INSTRUCTION =
Determine which lines contain the word "page", then copy those lines.

======== STORED DATA ========

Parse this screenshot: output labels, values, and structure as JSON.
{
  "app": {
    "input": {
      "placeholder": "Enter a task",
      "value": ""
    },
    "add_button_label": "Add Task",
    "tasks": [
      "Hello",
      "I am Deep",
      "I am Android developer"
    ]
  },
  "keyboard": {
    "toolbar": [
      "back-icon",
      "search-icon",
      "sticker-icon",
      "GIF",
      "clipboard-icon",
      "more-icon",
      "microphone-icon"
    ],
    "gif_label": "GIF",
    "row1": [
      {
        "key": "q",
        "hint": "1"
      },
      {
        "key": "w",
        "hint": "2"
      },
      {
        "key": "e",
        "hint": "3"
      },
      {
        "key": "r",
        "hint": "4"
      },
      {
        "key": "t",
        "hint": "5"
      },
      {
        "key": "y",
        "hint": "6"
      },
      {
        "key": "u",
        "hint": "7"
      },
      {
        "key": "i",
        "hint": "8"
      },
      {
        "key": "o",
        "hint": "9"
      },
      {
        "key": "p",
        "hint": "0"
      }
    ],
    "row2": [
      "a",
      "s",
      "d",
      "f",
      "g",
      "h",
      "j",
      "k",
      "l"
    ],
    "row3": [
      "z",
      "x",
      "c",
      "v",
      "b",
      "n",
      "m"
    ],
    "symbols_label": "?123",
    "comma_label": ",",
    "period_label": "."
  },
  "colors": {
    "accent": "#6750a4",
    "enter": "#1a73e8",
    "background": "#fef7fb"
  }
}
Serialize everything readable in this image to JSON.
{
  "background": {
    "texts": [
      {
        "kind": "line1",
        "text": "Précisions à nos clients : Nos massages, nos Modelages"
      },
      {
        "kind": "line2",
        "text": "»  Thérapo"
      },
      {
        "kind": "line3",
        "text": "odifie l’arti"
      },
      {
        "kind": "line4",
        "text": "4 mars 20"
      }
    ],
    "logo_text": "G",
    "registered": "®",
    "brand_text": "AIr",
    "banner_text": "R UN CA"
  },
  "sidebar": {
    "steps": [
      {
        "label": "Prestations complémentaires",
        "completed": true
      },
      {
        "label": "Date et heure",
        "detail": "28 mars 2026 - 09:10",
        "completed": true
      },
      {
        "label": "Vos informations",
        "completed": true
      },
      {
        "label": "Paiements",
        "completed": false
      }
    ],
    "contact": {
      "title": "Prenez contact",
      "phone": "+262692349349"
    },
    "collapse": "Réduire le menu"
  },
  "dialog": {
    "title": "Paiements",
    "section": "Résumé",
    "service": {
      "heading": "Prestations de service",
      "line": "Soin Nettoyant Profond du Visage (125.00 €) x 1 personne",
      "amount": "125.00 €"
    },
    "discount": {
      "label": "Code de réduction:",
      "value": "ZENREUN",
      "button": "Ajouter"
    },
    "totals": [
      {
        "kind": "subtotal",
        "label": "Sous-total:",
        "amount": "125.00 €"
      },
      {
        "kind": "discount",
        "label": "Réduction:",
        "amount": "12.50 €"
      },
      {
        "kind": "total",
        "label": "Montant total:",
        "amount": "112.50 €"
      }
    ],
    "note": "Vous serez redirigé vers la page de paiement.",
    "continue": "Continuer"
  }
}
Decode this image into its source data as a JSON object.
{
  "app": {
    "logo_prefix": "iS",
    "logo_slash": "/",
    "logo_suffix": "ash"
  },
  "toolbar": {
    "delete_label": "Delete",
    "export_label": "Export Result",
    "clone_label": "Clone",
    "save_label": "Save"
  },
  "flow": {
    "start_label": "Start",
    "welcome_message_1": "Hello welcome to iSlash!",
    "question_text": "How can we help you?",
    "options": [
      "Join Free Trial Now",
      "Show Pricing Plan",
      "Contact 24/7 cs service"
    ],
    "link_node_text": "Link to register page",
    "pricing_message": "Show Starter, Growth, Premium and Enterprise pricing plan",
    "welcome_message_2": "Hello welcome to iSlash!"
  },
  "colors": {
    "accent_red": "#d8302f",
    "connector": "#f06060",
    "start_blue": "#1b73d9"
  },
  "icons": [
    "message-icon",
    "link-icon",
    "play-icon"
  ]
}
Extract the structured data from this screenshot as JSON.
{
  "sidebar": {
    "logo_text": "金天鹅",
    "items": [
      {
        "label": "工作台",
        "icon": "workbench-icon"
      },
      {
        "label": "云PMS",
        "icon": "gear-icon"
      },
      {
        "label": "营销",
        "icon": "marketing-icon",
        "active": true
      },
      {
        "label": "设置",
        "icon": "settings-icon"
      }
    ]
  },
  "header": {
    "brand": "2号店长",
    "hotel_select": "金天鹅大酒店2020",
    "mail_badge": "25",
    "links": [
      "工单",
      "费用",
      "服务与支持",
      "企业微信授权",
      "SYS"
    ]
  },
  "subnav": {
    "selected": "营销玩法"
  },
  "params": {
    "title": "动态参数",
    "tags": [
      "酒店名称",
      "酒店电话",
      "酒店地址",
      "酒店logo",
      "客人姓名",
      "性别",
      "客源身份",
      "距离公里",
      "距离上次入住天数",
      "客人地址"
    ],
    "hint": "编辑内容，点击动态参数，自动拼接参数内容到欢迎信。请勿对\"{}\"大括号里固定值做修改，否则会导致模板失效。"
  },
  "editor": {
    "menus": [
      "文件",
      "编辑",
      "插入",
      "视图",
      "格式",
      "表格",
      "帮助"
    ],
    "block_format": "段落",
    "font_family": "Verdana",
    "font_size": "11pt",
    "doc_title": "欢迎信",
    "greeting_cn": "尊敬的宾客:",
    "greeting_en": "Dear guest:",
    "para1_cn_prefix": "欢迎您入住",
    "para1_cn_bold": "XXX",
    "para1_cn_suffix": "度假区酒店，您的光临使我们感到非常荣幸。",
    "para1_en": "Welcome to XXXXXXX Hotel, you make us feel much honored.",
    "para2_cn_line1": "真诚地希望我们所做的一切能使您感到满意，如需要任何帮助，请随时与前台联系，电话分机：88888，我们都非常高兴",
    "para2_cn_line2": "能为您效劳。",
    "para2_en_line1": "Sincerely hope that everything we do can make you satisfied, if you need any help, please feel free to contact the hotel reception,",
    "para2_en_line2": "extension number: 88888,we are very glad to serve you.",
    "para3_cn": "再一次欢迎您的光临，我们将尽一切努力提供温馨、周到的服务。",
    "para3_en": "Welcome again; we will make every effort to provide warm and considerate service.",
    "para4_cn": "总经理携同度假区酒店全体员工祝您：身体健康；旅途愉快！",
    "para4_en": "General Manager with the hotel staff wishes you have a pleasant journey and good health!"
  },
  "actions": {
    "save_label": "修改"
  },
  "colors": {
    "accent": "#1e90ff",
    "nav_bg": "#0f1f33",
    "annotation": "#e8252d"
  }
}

========

SOLUTION TO THIS PROBLEM =
    "note": "Vous serez redirigé vers la page de paiement.",
    "link_node_text": "Link to register page",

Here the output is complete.